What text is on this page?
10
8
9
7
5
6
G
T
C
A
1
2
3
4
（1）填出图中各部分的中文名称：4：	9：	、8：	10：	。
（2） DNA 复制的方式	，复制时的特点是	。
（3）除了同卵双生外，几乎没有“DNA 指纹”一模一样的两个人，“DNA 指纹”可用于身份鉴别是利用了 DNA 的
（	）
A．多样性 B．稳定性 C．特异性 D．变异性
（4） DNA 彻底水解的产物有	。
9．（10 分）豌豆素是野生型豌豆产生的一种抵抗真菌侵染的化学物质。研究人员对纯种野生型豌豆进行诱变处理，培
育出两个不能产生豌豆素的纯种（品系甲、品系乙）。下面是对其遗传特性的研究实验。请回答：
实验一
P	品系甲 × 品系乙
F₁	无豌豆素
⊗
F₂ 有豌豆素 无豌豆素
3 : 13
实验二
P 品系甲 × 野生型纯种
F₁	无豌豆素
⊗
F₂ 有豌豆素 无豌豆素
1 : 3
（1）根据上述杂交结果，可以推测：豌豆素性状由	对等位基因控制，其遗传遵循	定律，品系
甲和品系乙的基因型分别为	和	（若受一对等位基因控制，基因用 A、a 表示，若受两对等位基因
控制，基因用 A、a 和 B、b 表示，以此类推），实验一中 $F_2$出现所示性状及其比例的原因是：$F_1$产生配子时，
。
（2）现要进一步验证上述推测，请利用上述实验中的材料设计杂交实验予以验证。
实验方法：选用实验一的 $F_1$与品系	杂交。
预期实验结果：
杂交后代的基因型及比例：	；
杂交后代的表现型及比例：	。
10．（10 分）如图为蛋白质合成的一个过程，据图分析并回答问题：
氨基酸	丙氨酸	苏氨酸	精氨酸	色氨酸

-- WHAT IS NEEDED --
Give every line of the material again, exactly as it reads.

-- FINISHED ANSWER --
What text is on this page?
10
8
9
7
5
6
G
T
C
A
1
2
3
4
（1）填出图中各部分的中文名称：4：	9：	、8：	10：	。
（2） DNA 复制的方式	，复制时的特点是	。
（3）除了同卵双生外，几乎没有“DNA 指纹”一模一样的两个人，“DNA 指纹”可用于身份鉴别是利用了 DNA 的
（	）
A．多样性 B．稳定性 C．特异性 D．变异性
（4） DNA 彻底水解的产物有	。
9．（10 分）豌豆素是野生型豌豆产生的一种抵抗真菌侵染的化学物质。研究人员对纯种野生型豌豆进行诱变处理，培
育出两个不能产生豌豆素的纯种（品系甲、品系乙）。下面是对其遗传特性的研究实验。请回答：
实验一
P	品系甲 × 品系乙
F₁	无豌豆素
⊗
F₂ 有豌豆素 无豌豆素
3 : 13
实验二
P 品系甲 × 野生型纯种
F₁	无豌豆素
⊗
F₂ 有豌豆素 无豌豆素
1 : 3
（1）根据上述杂交结果，可以推测：豌豆素性状由	对等位基因控制，其遗传遵循	定律，品系
甲和品系乙的基因型分别为	和	（若受一对等位基因控制，基因用 A、a 表示，若受两对等位基因
控制，基因用 A、a 和 B、b 表示，以此类推），实验一中 $F_2$出现所示性状及其比例的原因是：$F_1$产生配子时，
。
（2）现要进一步验证上述推测，请利用上述实验中的材料设计杂交实验予以验证。
实验方法：选用实验一的 $F_1$与品系	杂交。
预期实验结果：
杂交后代的基因型及比例：	；
杂交后代的表现型及比例：	。
10．（10 分）如图为蛋白质合成的一个过程，据图分析并回答问题：
氨基酸	丙氨酸	苏氨酸	精氨酸	色氨酸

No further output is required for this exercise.